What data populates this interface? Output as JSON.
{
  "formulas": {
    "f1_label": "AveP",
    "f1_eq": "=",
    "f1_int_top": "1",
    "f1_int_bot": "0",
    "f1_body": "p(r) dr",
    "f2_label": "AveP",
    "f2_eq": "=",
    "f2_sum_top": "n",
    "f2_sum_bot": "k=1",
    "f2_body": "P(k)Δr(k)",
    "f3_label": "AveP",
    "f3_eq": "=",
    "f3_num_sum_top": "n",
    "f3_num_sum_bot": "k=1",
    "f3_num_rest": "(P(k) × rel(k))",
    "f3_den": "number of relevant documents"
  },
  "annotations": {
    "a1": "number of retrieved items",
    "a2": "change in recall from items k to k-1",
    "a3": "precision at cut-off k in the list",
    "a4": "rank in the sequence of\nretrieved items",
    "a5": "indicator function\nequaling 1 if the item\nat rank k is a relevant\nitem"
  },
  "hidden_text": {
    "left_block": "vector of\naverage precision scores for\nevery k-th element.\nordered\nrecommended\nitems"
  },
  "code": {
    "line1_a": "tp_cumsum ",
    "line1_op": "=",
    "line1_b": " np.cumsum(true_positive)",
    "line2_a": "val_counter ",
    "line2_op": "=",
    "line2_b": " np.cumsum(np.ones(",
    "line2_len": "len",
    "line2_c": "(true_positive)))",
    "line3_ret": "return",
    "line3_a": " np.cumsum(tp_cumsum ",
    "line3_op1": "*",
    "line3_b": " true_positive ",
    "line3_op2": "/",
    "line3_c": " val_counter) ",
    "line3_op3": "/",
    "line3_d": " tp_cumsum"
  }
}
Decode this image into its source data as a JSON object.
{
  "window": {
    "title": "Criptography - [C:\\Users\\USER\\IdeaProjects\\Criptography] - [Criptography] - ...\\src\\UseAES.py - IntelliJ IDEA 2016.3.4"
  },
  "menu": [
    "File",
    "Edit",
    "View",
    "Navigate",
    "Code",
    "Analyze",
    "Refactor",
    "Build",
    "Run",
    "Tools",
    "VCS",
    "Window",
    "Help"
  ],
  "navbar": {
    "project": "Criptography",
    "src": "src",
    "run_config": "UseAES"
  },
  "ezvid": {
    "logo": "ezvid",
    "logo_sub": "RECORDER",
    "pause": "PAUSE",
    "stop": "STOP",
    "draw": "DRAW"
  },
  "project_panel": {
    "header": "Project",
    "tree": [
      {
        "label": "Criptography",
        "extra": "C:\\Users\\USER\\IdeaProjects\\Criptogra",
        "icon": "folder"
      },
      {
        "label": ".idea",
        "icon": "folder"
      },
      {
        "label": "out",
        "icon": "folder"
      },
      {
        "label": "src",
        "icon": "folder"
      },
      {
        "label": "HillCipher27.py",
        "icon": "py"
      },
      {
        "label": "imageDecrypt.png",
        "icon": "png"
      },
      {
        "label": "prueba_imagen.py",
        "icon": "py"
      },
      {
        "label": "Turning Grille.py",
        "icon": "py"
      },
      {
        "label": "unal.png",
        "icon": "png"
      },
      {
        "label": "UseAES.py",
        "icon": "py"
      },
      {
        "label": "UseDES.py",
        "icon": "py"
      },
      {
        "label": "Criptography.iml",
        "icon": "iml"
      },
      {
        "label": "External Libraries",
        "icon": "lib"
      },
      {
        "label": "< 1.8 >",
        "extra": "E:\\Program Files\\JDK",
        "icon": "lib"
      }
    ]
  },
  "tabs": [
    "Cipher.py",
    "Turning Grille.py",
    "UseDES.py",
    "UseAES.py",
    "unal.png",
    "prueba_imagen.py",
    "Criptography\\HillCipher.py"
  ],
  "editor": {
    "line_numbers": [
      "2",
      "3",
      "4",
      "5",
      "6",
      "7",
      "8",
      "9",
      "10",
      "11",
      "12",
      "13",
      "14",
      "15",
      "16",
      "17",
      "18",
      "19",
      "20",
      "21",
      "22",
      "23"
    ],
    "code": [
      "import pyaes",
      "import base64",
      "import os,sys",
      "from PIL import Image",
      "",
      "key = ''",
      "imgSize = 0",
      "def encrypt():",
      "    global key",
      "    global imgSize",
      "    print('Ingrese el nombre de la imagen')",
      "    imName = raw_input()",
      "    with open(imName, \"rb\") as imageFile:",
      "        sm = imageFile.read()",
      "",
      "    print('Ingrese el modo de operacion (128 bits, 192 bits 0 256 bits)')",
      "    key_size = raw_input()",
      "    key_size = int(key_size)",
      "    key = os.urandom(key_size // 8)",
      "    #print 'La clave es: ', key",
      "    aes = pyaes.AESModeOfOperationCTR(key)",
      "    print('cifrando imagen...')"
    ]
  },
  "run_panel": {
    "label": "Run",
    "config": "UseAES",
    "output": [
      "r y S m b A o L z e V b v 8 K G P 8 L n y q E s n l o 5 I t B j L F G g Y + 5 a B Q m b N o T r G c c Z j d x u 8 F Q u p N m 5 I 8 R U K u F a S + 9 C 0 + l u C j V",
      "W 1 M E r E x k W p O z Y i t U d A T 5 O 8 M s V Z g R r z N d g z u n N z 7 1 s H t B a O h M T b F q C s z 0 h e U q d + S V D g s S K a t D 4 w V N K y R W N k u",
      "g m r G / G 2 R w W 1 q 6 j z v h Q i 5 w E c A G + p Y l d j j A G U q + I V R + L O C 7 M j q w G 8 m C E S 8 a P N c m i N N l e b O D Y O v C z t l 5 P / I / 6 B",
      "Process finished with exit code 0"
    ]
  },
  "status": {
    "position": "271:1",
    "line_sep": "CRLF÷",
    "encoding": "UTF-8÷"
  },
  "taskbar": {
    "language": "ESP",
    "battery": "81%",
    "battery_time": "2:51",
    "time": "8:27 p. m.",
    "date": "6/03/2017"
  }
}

▸ Problem
Scan the material above. Copy each line that holds the word "Grille".

▸ Answer to the problem
        "label": "Turning Grille.py",
    "Turning Grille.py",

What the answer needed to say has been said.